Stored entries
★ ★ ★ ★

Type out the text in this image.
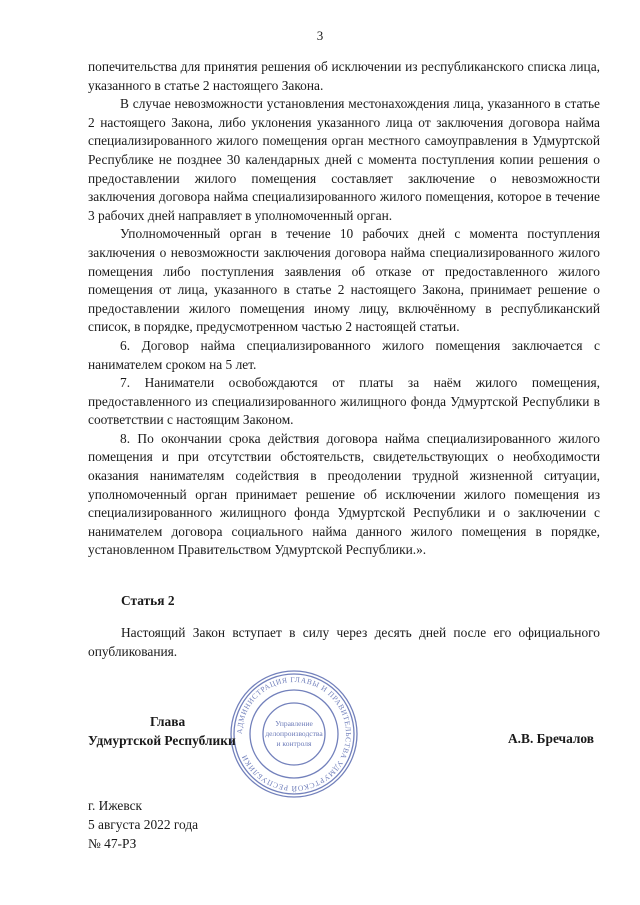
3

попечительства для принятия решения об исключении из республиканского списка лица, указанного в статье 2 настоящего Закона.

В случае невозможности установления местонахождения лица, указанного в статье 2 настоящего Закона, либо уклонения указанного лица от заключения договора найма специализированного жилого помещения орган местного самоуправления в Удмуртской Республике не позднее 30 календарных дней с момента поступления копии решения о предоставлении жилого помещения составляет заключение о невозможности заключения договора найма специализированного жилого помещения, которое в течение 3 рабочих дней направляет в уполномоченный орган.

Уполномоченный орган в течение 10 рабочих дней с момента поступления заключения о невозможности заключения договора найма специализированного жилого помещения либо поступления заявления об отказе от предоставленного жилого помещения от лица, указанного в статье 2 настоящего Закона, принимает решение о предоставлении жилого помещения иному лицу, включённому в республиканский список, в порядке, предусмотренном частью 2 настоящей статьи.

6. Договор найма специализированного жилого помещения заключается с нанимателем сроком на 5 лет.

7. Наниматели освобождаются от платы за наём жилого помещения, предоставленного из специализированного жилищного фонда Удмуртской Республики в соответствии с настоящим Законом.

8. По окончании срока действия договора найма специализированного жилого помещения и при отсутствии обстоятельств, свидетельствующих о необходимости оказания нанимателям содействия в преодолении трудной жизненной ситуации, уполномоченный орган принимает решение об исключении жилого помещения из специализированного жилищного фонда Удмуртской Республики и о заключении с нанимателем договора социального найма данного жилого помещения в порядке, установленном Правительством Удмуртской Республики.».

Статья 2

Настоящий Закон вступает в силу через десять дней после его официального опубликования.

АДМИНИСТРАЦИЯ ГЛАВЫ И ПРАВИТЕЛЬСТВА УДМУРТСКОЙ РЕСПУБЛИКИ
Управление
делопроизводства
и контроля
Глава
Удмуртской Республики	А.В. Бречалов
г. Ижевск
5 августа 2022 года
№ 47-РЗ
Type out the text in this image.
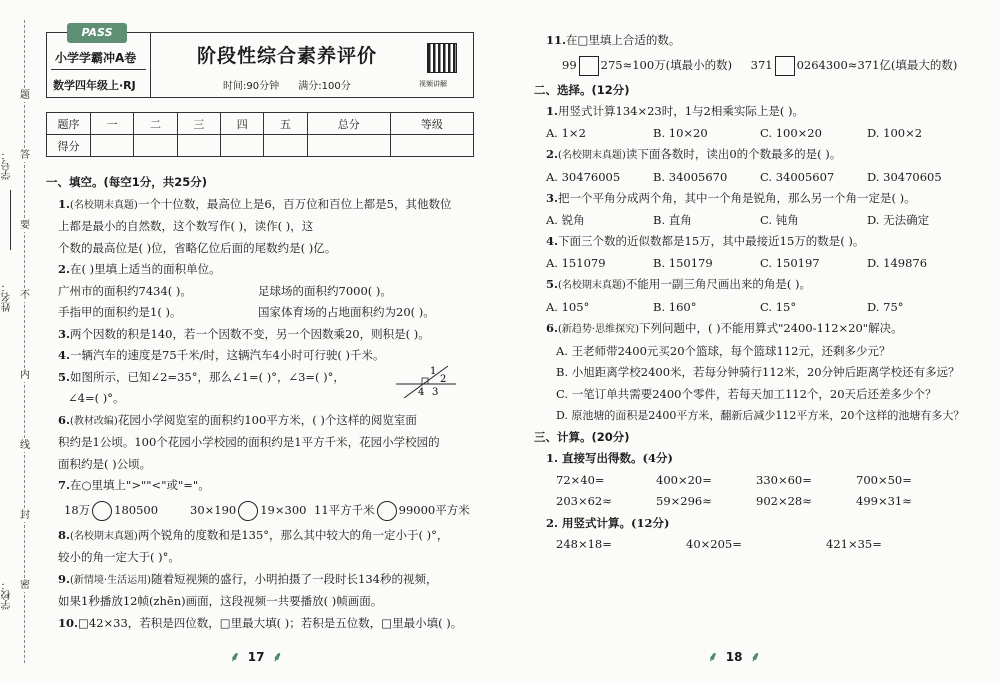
题
答
要
不
内
线
封
密
学号：
姓名：
学校：
PASS
小学学霸冲A卷
数学四年级上·RJ
阶段性综合素养评价
时间:90分钟 满分:100分	视频讲解
题序	一	二	三	四	五	总分	等级
得分							
一、填空。(每空1分，共25分)
1.(名校期末真题)一个十位数，最高位上是6，百万位和百位上都是5，其他数位
上都是最小的自然数，这个数写作( )，读作( )，这
个数的最高位是( )位，省略亿位后面的尾数约是( )亿。
2.在( )里填上适当的面积单位。
广州市的面积约7434( )。	足球场的面积约7000( )。
手指甲的面积约是1( )。	国家体育场的占地面积约为20( )。
3.两个因数的积是140，若一个因数不变，另一个因数乘20，则积是( )。
4.一辆汽车的速度是75千米/时，这辆汽车4小时可行驶( )千米。
5.如图所示，已知∠2=35°，那么∠1=( )°，∠3=( )°，
∠4=( )°。
6.(教材改编)花园小学阅览室的面积约100平方米，( )个这样的阅览室面
积约是1公顷。100个花园小学校园的面积约是1平方千米，花园小学校园的
面积约是( )公顷。
7.在○里填上">""<"或"="。
18万 180500	30×190 19×300 11平方千米 99000平方米
8.(名校期末真题)两个锐角的度数和是135°，那么其中较大的角一定小于( )°，
较小的角一定大于( )°。
9.(新情境·生活运用)随着短视频的盛行，小明拍摄了一段时长134秒的视频，
如果1秒播放12帧(zhēn)画面，这段视频一共要播放( )帧画面。
10.□42×33，若积是四位数，□里最大填( )；若积是五位数，□里最小填( )。
1
2
3
4
⸙ 17 ⸙
11.在□里填上合适的数。
99 275≈100万(填最小的数)	371 0264300≈371亿(填最大的数)
二、选择。(12分)
1.用竖式计算134×23时，1与2相乘实际上是( )。
A. 1×2	B. 10×20	C. 100×20	D. 100×2
2.(名校期末真题)读下面各数时，读出0的个数最多的是( )。
A. 30476005	B. 34005670	C. 34005607	D. 30470605
3.把一个平角分成两个角，其中一个角是锐角，那么另一个角一定是( )。
A. 锐角	B. 直角	C. 钝角	D. 无法确定
4.下面三个数的近似数都是15万，其中最接近15万的数是( )。
A. 151079	B. 150179	C. 150197	D. 149876
5.(名校期末真题)不能用一副三角尺画出来的角是( )。
A. 105°	B. 160°	C. 15°	D. 75°
6.(新趋势·思维探究)下列问题中，( )不能用算式"2400-112×20"解决。
A. 王老师带2400元买20个篮球，每个篮球112元，还剩多少元？
B. 小旭距离学校2400米，若每分钟骑行112米，20分钟后距离学校还有多远？
C. 一笔订单共需要2400个零件，若每天加工112个，20天后还差多少个？
D. 原池塘的面积是2400平方米，翻新后减少112平方米，20个这样的池塘有多大？
三、计算。(20分)
1. 直接写出得数。(4分)
72×40=	400×20=	330×60=	700×50=
203×62≈	59×296≈	902×28≈	499×31≈
2. 用竖式计算。(12分)
248×18=	40×205=	421×35=
⸙ 18 ⸙
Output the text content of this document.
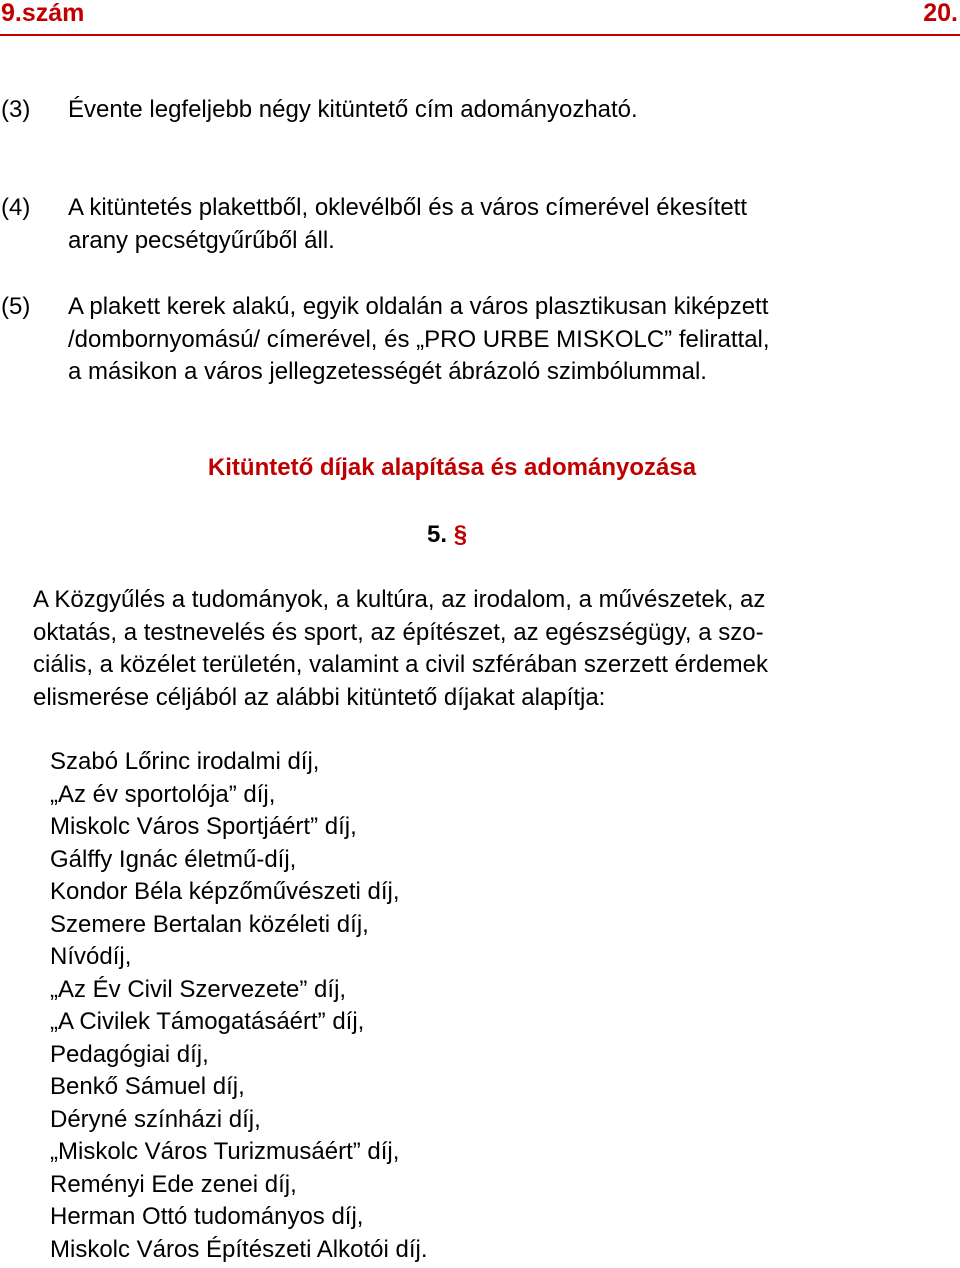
9.szám	20.
(3) Évente legfeljebb négy kitüntető cím adományozható.
(4) A kitüntetés plakettből, oklevélből és a város címerével ékesített
arany pecsétgyűrűből áll.
(5) A plakett kerek alakú, egyik oldalán a város plasztikusan kiképzett
/dombornyomású/ címerével, és „PRO URBE MISKOLC” felirattal,
a másikon a város jellegzetességét ábrázoló szimbólummal.
Kitüntető díjak alapítása és adományozása
5. §
A Közgyűlés a tudományok, a kultúra, az irodalom, a művészetek, az
oktatás, a testnevelés és sport, az építészet, az egészségügy, a szo-
ciális, a közélet területén, valamint a civil szférában szerzett érdemek
elismerése céljából az alábbi kitüntető díjakat alapítja:
Szabó Lőrinc irodalmi díj,
„Az év sportolója” díj,
Miskolc Város Sportjáért” díj,
Gálffy Ignác életmű-díj,
Kondor Béla képzőművészeti díj,
Szemere Bertalan közéleti díj,
Nívódíj,
„Az Év Civil Szervezete” díj,
„A Civilek Támogatásáért” díj,
Pedagógiai díj,
Benkő Sámuel díj,
Déryné színházi díj,
„Miskolc Város Turizmusáért” díj,
Reményi Ede zenei díj,
Herman Ottó tudományos díj,
Miskolc Város Építészeti Alkotói díj.
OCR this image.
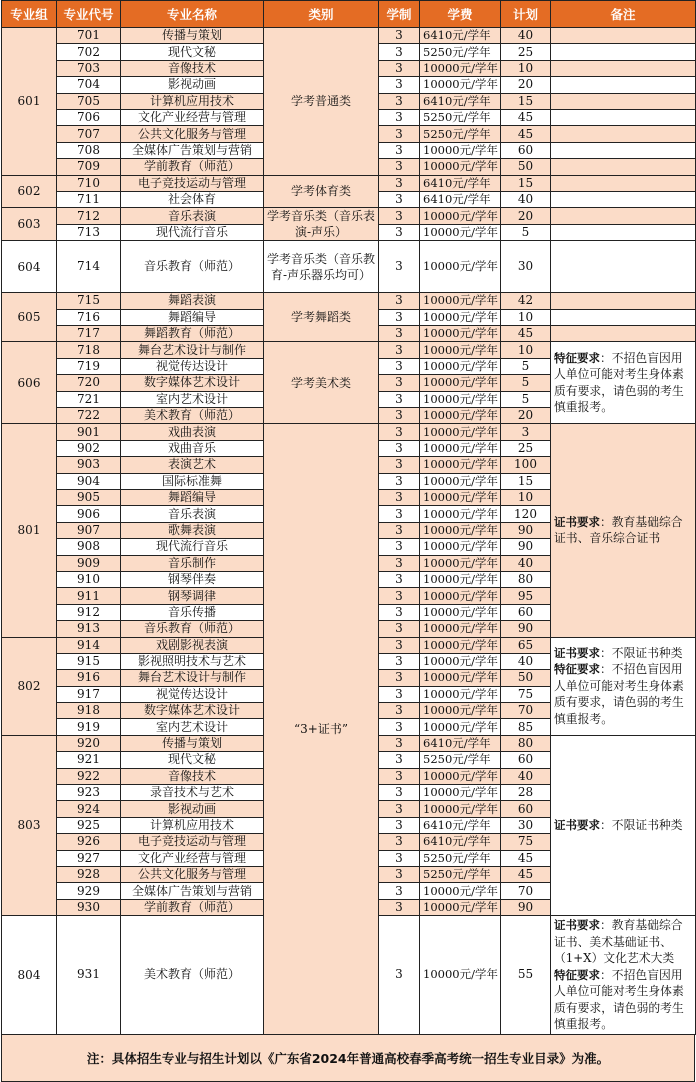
专业组	专业代号	专业名称	类别	学制	学费	计划	备注
601	701	传播与策划	学考普通类	3	6410元/学年	40	
	702	现代文秘		3	5250元/学年	25	
	703	音像技术		3	10000元/学年	10	
	704	影视动画		3	10000元/学年	20	
	705	计算机应用技术		3	6410元/学年	15	
	706	文化产业经营与管理		3	5250元/学年	45	
	707	公共文化服务与管理		3	5250元/学年	45	
	708	全媒体广告策划与营销		3	10000元/学年	60	
	709	学前教育（师范）		3	10000元/学年	50	
602	710	电子竞技运动与管理	学考体育类	3	6410元/学年	15	
	711	社会体育		3	6410元/学年	40	
603	712	音乐表演	学考音乐类（音乐表演-声乐）	3	10000元/学年	20	
	713	现代流行音乐		3	10000元/学年	5	
604	714	音乐教育（师范）	学考音乐类（音乐教育-声乐器乐均可）	3	10000元/学年	30	
605	715	舞蹈表演	学考舞蹈类	3	10000元/学年	42	
	716	舞蹈编导		3	10000元/学年	10	
	717	舞蹈教育（师范）		3	10000元/学年	45	
606	718	舞台艺术设计与制作	学考美术类	3	10000元/学年	10	特征要求：不招色盲因用人单位可能对考生身体素质有要求，请色弱的考生慎重报考。
	719	视觉传达设计		3	10000元/学年	5	
	720	数字媒体艺术设计		3	10000元/学年	5	
	721	室内艺术设计		3	10000元/学年	5	
	722	美术教育（师范）		3	10000元/学年	20	
801	901	戏曲表演	“3+证书”	3	10000元/学年	3	证书要求：教育基础综合证书、音乐综合证书
	902	戏曲音乐		3	10000元/学年	25	
	903	表演艺术		3	10000元/学年	100	
	904	国际标准舞		3	10000元/学年	15	
	905	舞蹈编导		3	10000元/学年	10	
	906	音乐表演		3	10000元/学年	120	
	907	歌舞表演		3	10000元/学年	90	
	908	现代流行音乐		3	10000元/学年	90	
	909	音乐制作		3	10000元/学年	40	
	910	钢琴伴奏		3	10000元/学年	80	
	911	钢琴调律		3	10000元/学年	95	
	912	音乐传播		3	10000元/学年	60	
	913	音乐教育（师范）		3	10000元/学年	90	
802	914	戏剧影视表演		3	10000元/学年	65	证书要求：不限证书种类
特征要求：不招色盲因用人单位可能对考生身体素质有要求，请色弱的考生慎重报考。
	915	影视照明技术与艺术		3	10000元/学年	40	
	916	舞台艺术设计与制作		3	10000元/学年	50	
	917	视觉传达设计		3	10000元/学年	75	
	918	数字媒体艺术设计		3	10000元/学年	70	
	919	室内艺术设计		3	10000元/学年	85	
803	920	传播与策划		3	6410元/学年	80	证书要求：不限证书种类
	921	现代文秘		3	5250元/学年	60	
	922	音像技术		3	10000元/学年	40	
	923	录音技术与艺术		3	10000元/学年	28	
	924	影视动画		3	10000元/学年	60	
	925	计算机应用技术		3	6410元/学年	30	
	926	电子竞技运动与管理		3	6410元/学年	75	
	927	文化产业经营与管理		3	5250元/学年	45	
	928	公共文化服务与管理		3	5250元/学年	45	
	929	全媒体广告策划与营销		3	10000元/学年	70	
	930	学前教育（师范）		3	10000元/学年	90	
804	931	美术教育（师范）		3	10000元/学年	55	证书要求：教育基础综合证书、美术基础证书、（1+X）文化艺术大类
特征要求：不招色盲因用人单位可能对考生身体素质有要求，请色弱的考生慎重报考。
注：具体招生专业与招生计划以《广东省2024年普通高校春季高考统一招生专业目录》为准。
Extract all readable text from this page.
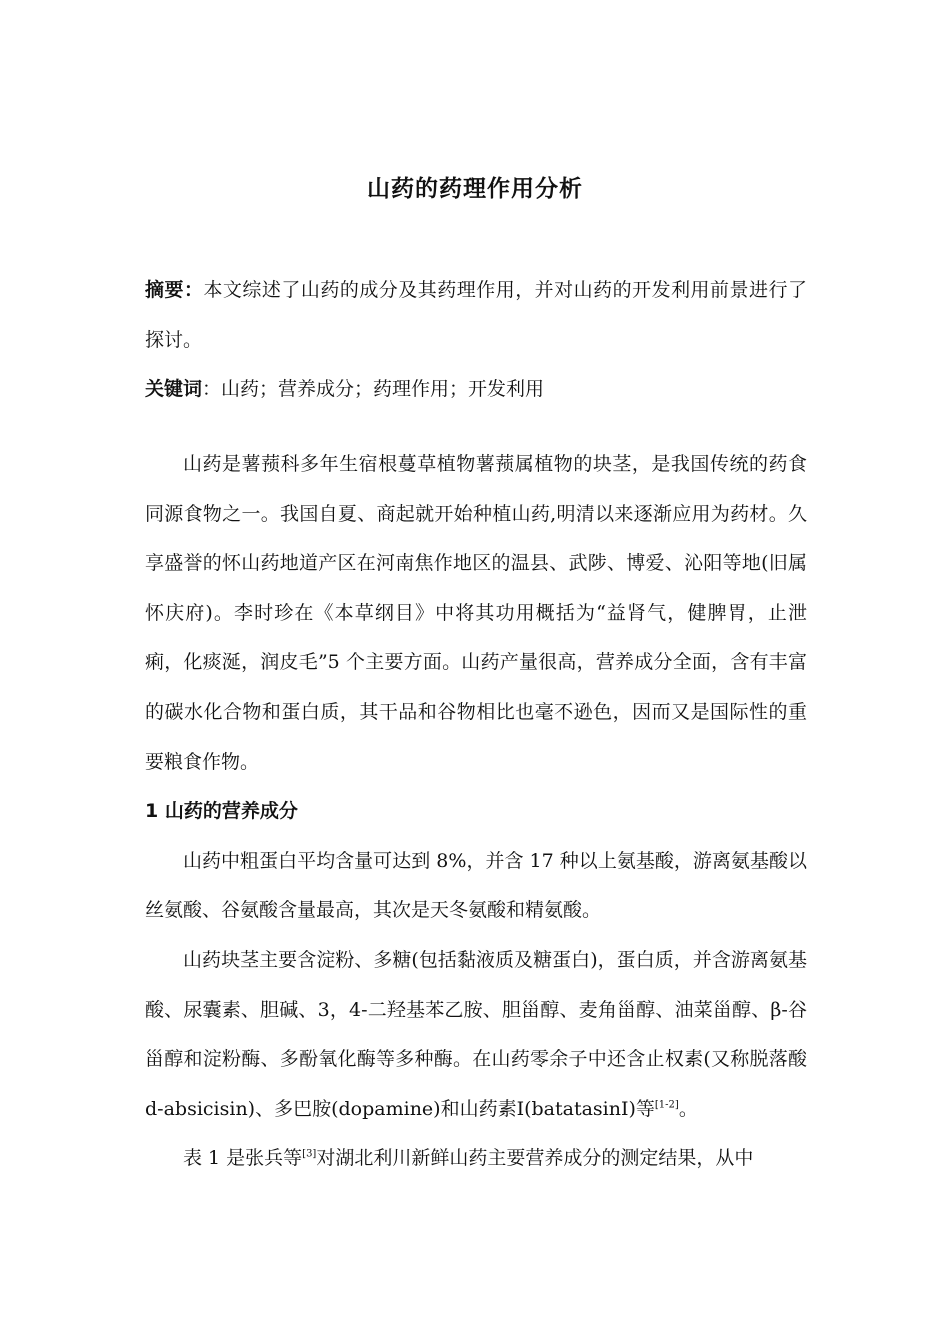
山药的药理作用分析

摘要：本文综述了山药的成分及其药理作用，并对山药的开发利用前景进行了探讨。

关键词：山药；营养成分；药理作用；开发利用

山药是薯蓣科多年生宿根蔓草植物薯蓣属植物的块茎，是我国传统的药食同源食物之一。我国自夏、商起就开始种植山药,明清以来逐渐应用为药材。久享盛誉的怀山药地道产区在河南焦作地区的温县、武陟、博爱、沁阳等地(旧属怀庆府)。李时珍在《本草纲目》中将其功用概括为“益肾气，健脾胃，止泄痢，化痰涎，润皮毛”5 个主要方面。山药产量很高，营养成分全面，含有丰富的碳水化合物和蛋白质，其干品和谷物相比也毫不逊色，因而又是国际性的重要粮食作物。

1 山药的营养成分

山药中粗蛋白平均含量可达到 8%，并含 17 种以上氨基酸，游离氨基酸以丝氨酸、谷氨酸含量最高，其次是天冬氨酸和精氨酸。

山药块茎主要含淀粉、多糖(包括黏液质及糖蛋白)，蛋白质，并含游离氨基酸、尿囊素、胆碱、3，4-二羟基苯乙胺、胆甾醇、麦角甾醇、油菜甾醇、β-谷甾醇和淀粉酶、多酚氧化酶等多种酶。在山药零余子中还含止权素(又称脱落酸 d-absicisin)、多巴胺(dopamine)和山药素Ⅰ(batatasinⅠ)等[1-2]。

表 1 是张兵等[3]对湖北利川新鲜山药主要营养成分的测定结果，从中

★ ★ ★ ★

▸ **THE EXERCISE**
In the records above, find the line containing "Extract all readable text from this page.". Reproduce it and every line after it through the last line, omitting pictures.

▸ **SOLUTION FOR THIS PROBLEM**
Extract all readable text from this page.
山药的药理作用分析

摘要：本文综述了山药的成分及其药理作用，并对山药的开发利用前景进行了探讨。

关键词：山药；营养成分；药理作用；开发利用

山药是薯蓣科多年生宿根蔓草植物薯蓣属植物的块茎，是我国传统的药食同源食物之一。我国自夏、商起就开始种植山药,明清以来逐渐应用为药材。久享盛誉的怀山药地道产区在河南焦作地区的温县、武陟、博爱、沁阳等地(旧属怀庆府)。李时珍在《本草纲目》中将其功用概括为“益肾气，健脾胃，止泄痢，化痰涎，润皮毛”5 个主要方面。山药产量很高，营养成分全面，含有丰富的碳水化合物和蛋白质，其干品和谷物相比也毫不逊色，因而又是国际性的重要粮食作物。

1 山药的营养成分

山药中粗蛋白平均含量可达到 8%，并含 17 种以上氨基酸，游离氨基酸以丝氨酸、谷氨酸含量最高，其次是天冬氨酸和精氨酸。

山药块茎主要含淀粉、多糖(包括黏液质及糖蛋白)，蛋白质，并含游离氨基酸、尿囊素、胆碱、3，4-二羟基苯乙胺、胆甾醇、麦角甾醇、油菜甾醇、β-谷甾醇和淀粉酶、多酚氧化酶等多种酶。在山药零余子中还含止权素(又称脱落酸 d-absicisin)、多巴胺(dopamine)和山药素Ⅰ(batatasinⅠ)等[1-2]。

表 1 是张兵等[3]对湖北利川新鲜山药主要营养成分的测定结果，从中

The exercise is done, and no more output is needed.